# TASK REQUIREMENTS
Every line that contains the word "argumenty" should be copied out.

[BEGIN INPUT]

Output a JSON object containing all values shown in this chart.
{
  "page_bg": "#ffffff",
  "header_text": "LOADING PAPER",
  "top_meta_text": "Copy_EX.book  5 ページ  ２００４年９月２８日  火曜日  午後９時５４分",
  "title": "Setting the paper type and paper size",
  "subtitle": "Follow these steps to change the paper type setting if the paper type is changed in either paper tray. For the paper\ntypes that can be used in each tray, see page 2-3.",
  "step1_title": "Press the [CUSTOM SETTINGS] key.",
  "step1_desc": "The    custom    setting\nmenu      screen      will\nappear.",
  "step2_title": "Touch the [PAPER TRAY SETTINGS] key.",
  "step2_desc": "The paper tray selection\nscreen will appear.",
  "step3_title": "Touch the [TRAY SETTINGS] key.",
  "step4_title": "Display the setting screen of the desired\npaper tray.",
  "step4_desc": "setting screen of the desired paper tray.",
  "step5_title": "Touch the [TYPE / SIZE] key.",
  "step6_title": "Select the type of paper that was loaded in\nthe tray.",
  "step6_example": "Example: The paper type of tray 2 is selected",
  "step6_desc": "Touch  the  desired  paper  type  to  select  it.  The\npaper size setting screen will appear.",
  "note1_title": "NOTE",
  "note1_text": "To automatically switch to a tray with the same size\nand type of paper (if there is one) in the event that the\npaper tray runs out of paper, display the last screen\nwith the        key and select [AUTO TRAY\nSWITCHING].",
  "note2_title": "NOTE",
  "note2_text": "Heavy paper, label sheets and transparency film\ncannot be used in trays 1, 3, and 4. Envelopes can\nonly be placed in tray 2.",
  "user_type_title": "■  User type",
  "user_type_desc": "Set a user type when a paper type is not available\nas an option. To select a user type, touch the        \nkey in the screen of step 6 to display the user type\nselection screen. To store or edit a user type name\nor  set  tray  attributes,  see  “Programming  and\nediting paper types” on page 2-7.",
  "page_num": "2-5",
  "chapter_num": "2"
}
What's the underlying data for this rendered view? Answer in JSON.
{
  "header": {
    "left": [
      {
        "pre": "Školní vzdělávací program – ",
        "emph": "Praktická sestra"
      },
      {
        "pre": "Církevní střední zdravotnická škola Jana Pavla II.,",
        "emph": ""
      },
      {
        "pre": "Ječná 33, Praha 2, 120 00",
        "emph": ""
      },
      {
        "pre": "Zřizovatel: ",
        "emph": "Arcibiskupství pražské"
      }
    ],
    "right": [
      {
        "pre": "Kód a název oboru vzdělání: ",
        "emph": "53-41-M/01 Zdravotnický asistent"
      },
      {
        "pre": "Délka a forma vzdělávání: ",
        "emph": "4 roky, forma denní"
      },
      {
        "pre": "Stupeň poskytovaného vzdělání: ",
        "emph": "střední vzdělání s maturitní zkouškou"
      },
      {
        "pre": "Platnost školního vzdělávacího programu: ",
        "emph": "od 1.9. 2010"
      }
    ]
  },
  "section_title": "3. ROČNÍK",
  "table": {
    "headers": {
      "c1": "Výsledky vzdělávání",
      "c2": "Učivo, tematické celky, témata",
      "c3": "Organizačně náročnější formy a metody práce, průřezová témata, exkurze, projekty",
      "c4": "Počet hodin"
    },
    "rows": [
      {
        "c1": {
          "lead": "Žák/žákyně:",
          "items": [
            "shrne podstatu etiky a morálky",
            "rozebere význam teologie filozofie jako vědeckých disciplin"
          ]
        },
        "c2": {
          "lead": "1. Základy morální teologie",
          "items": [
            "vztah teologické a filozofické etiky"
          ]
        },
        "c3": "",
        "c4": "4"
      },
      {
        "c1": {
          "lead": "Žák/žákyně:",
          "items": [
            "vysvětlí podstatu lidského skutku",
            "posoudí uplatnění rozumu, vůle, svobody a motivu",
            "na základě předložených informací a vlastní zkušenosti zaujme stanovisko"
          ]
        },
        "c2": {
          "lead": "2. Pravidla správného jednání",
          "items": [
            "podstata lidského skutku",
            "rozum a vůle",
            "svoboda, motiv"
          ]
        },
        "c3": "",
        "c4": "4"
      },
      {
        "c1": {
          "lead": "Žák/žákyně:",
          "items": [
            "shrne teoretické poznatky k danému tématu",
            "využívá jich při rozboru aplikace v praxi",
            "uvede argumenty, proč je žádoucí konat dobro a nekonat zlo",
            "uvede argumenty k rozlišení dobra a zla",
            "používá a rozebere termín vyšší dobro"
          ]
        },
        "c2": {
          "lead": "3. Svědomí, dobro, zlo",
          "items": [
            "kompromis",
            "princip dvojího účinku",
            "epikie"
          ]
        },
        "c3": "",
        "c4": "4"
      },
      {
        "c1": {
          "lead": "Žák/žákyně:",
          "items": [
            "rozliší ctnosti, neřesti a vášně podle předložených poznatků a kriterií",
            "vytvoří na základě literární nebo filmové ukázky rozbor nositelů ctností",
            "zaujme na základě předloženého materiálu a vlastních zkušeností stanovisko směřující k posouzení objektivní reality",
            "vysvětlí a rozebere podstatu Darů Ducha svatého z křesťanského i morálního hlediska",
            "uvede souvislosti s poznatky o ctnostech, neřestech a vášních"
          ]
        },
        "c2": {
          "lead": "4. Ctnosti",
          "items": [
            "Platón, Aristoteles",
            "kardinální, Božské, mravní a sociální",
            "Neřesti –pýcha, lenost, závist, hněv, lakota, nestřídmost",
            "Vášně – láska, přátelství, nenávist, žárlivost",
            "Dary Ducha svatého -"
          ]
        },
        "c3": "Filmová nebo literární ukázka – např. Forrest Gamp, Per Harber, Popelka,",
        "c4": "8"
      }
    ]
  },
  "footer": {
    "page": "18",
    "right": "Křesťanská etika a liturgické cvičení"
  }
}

[END INPUT]

# RESPONSE TO THIS EXERCISE
            "uvede argumenty, proč je žádoucí konat dobro a nekonat zlo",
            "uvede argumenty k rozlišení dobra a zla",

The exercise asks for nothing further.